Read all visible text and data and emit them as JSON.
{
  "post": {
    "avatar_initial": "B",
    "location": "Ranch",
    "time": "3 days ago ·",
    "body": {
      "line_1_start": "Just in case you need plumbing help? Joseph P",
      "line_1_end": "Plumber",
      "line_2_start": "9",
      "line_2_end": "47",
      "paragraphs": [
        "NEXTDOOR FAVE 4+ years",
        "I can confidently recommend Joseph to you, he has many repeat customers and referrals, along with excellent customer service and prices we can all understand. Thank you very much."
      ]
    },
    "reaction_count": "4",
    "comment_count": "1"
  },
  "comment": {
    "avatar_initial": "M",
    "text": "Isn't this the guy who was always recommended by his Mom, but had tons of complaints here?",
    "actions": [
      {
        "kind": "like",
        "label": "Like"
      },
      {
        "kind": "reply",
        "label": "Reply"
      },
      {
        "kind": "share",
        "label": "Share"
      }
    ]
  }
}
----------
* [YOUR TASK]:
Pull out every line of the records that includes the string "text".

* [CORRECT RESULT]:
Read all visible text and data and emit them as JSON.
    "text": "Isn't this the guy who was always recommended by his Mom, but had tons of complaints here?",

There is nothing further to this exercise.